## To be done
Count the lines in the rows below that contain the string "length", and give only that number.

Dataset excerpt
____________

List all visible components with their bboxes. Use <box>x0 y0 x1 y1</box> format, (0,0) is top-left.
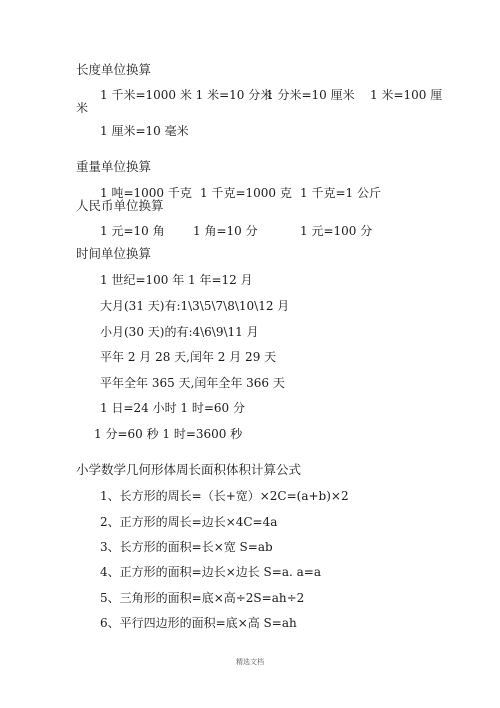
length-conversion-3: 1 米=100 厘 <box>370 88 442 102</box>
length-conversion-2: 1 分米=10 厘米 <box>266 88 355 102</box>
time-item: 1 世纪=100 年 1 年=12 月 <box>100 273 253 287</box>
time-item: 小月(30 天)的有:4\6\9\11 月 <box>100 325 259 339</box>
geometry-heading: 小学数学几何形体周长面积体积计算公式 <box>76 463 301 477</box>
currency-conversion-3: 1 元=100 分 <box>300 224 372 238</box>
formula-item: 2、正方形的周长=边长×4C=4a <box>100 515 277 529</box>
currency-conversion-2: 1 角=10 分 <box>193 224 258 238</box>
time-item: 1 分=60 秒 1 时=3600 秒 <box>94 427 242 441</box>
length-heading: 长度单位换算 <box>76 63 151 77</box>
length-conversion-3-wrap: 米 <box>76 101 88 115</box>
time-item: 平年 2 月 28 天,闰年 2 月 29 天 <box>100 350 276 364</box>
weight-conversion-3: 1 千克=1 公斤 <box>300 186 381 200</box>
time-item: 大月(31 天)有:1\3\5\7\8\10\12 月 <box>100 299 289 313</box>
formula-item: 5、三角形的面积=底×高÷2S=ah÷2 <box>100 591 304 605</box>
time-item: 1 日=24 小时 1 时=60 分 <box>100 401 245 415</box>
formula-item: 1、长方形的周长=（长+宽）×2C=(a+b)×2 <box>100 489 349 503</box>
formula-item: 6、平行四边形的面积=底×高 S=ah <box>100 616 297 630</box>
weight-heading: 重量单位换算 <box>76 160 151 174</box>
weight-conversion-2: 1 千克=1000 克 <box>200 186 292 200</box>
currency-heading: 人民币单位换算 <box>76 199 164 213</box>
currency-conversion-1: 1 元=10 角 <box>100 224 165 238</box>
formula-item: 4、正方形的面积=边长×边长 S=a. a=a <box>100 565 321 579</box>
formula-item: 3、长方形的面积=长×宽 S=ab <box>100 540 273 554</box>
length-conversion-4: 1 厘米=10 毫米 <box>100 124 189 138</box>
time-heading: 时间单位换算 <box>76 247 151 261</box>
page-footer: 精选文档 <box>0 657 500 667</box>
time-item: 平年全年 365 天,闰年全年 366 天 <box>100 376 285 390</box>
length-conversion-1: 1 千米=1000 米 1 米=10 分米 <box>100 88 272 102</box>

____________

## Answer in full
6